** Start DOCUMENT SEGMENT **

MANDRAGORA, PRODUKCIJA 2006 SARAJEVO, LUCIAN PINTILIE, SISTERS & BROTHER MITEVSKI, SPIRITUS MOVENS, IADASAREACASA and ALCATRAZ FILMS present

sieranevada A film by Cristi Puiu

With Mimi Branescu, Dana Dogaru, Sorin Medeleni, Ana Ciontea

Romania – Ratio : 1.85 - Sound : 5.1 Length : 173min

INTERNATIONAL SALES Elle Driver 66 rue de Miromesnil - 75008 Paris +33 1 56 43 48 70 [email protected] www.elledriver.fr In Cannes : 7 La Croisette - 7th floor

Photos can be downloaded on : www.sieranevada-lefilm.com

PR in Cannes Martin Marquet +1 310 927 5789 [email protected] Kara MacLean +1 310 254 4934 [email protected]

SYNOPSIS Somewhere in Bucharest, three days after the attack on Charlie Hebdo in Paris and forty days after his father’s death, 40-year-old doctor Lary spends one Saturday at a family gathering in memory of the deceased. The event does not go as planned. Discussions are heated, fierce differences of opinion arise. Forced to face his fears and his past, and obliged to reconsider his place in the family, Lary is left with no choice but to tell the truth...

INTERVIEW WITH CRISTI PUIU What gave you the inspiration for the story of Sieranevada? It was in August 2012, during the Sarajevo Festival, I was at home. Mirsad Purivatra, the festival director, called me and asked me if I had a script. No, I didn’t have a script, but I was going to write one. It would take place in a closed setting with a fairly large cast of characters. What brought about the context of a memorial service? My father died in 2007. I was on the jury of the Un Certain Regard section of the Cannes Film Festival. I immediately went home, and at the first memorial service, which took place just after the funeral, things took a very bizarre turn. There were people I didn’t know, friends of my father that he’d have a drink with, and neighbors as well. I remember getting into an argument with one of my mother’s colleagues over the history of communism. Like in the film with the character who regrets the communist era? Yes. Years later I talked about it with my brother. I said to him, “I’m writing a screenplay about Papa’s memorial service. Do you remember that argument about communism?” My brother, who’d taken part in that heated debate, replied that he didn’t remember a thing. Yet the discussion was so animated that the woman ended up walking out. I started to tell my brother my version of the scene, and he persisted: “Sorry, but I really don’t remember all that.” It drove me nuts, it made me furious, because I needed him to fill in the details. It really got me down. Sometimes people remember or record the same things differently. Memories, or more precisely, the memory of facts are at the heart of your story. A memory that both shapes society and imposes it, like the one in your film? When we attain self-awareness at about the age of 10, we are already educated and formatted by the history of our country. We see things in a way that is already very mapped out. It leads to inertia. We’re prepared to accept a given truth and turn a blind eye to possible errors. That’s the price to pay to become a member of a community and to be accepted by it.

** End DOCUMENT SEGMENT **

WHAT THE EXERCISE ASKS
Quote the Sieranevada press kit word for word, starting at "INTERNATIONAL SALES Elle" and ending at "tell the truth...". The material after this press kit comes from an unrelated source.

** Start SOURCE EXCERPT **

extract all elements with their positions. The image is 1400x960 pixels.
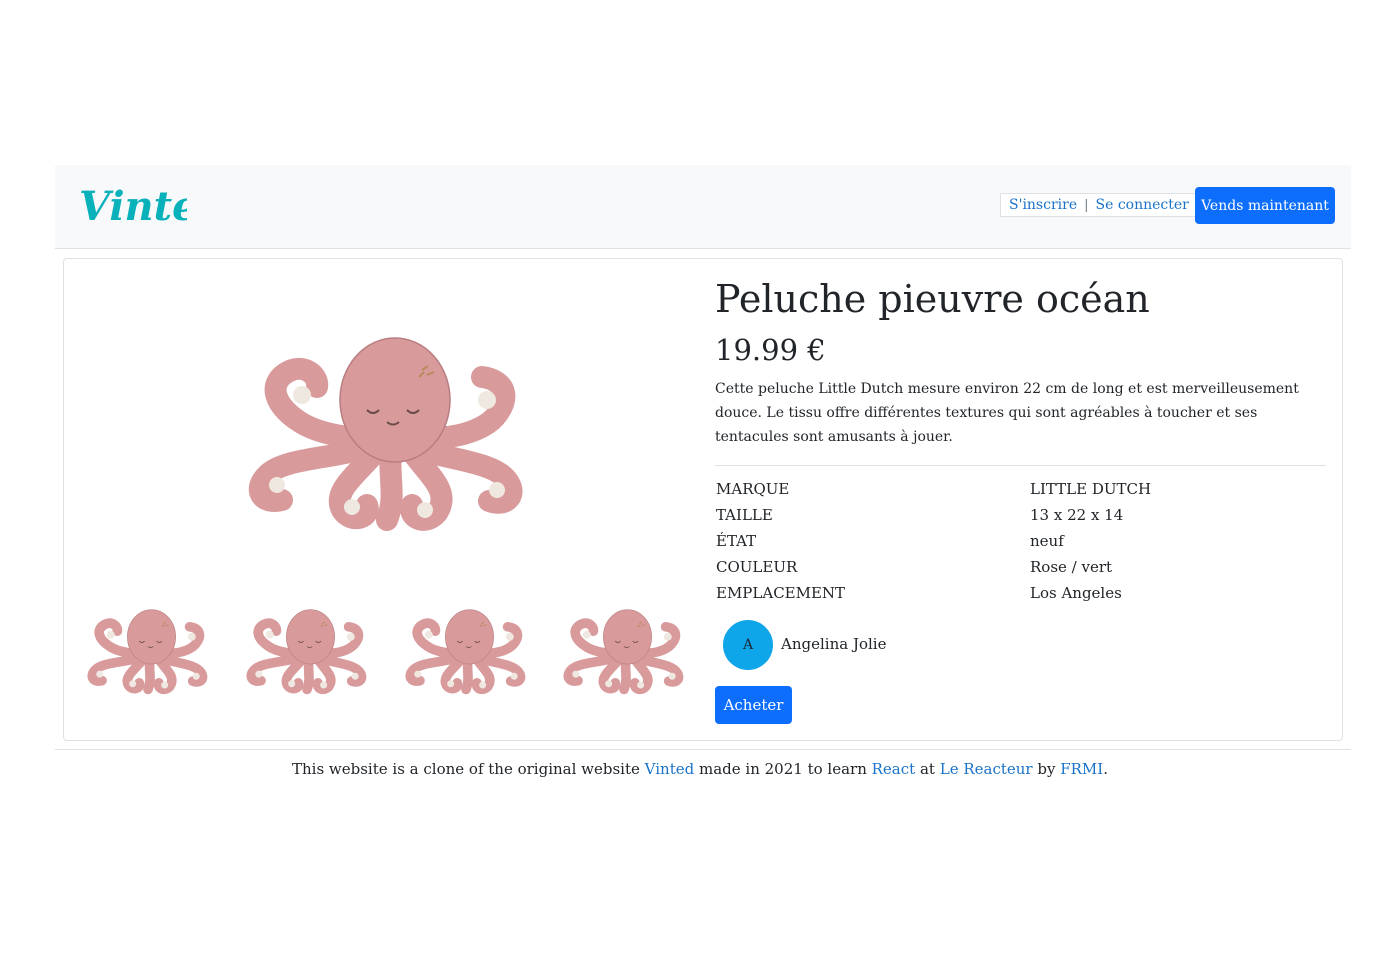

** End SOURCE EXCERPT **

PROBLEM SOLUTION
INTERNATIONAL SALES Elle Driver 66 rue de Miromesnil - 75008 Paris +33 1 56 43 48 70 [email protected] www.elledriver.fr In Cannes : 7 La Croisette - 7th floor

Photos can be downloaded on : www.sieranevada-lefilm.com

PR in Cannes Martin Marquet +1 310 927 5789 [email protected] Kara MacLean +1 310 254 4934 [email protected]

SYNOPSIS Somewhere in Bucharest, three days after the attack on Charlie Hebdo in Paris and forty days after his father’s death, 40-year-old doctor Lary spends one Saturday at a family gathering in memory of the deceased. The event does not go as planned. Discussions are heated, fierce differences of opinion arise. Forced to face his fears and his past, and obliged to reconsider his place in the family, Lary is left with no choice but to tell the truth...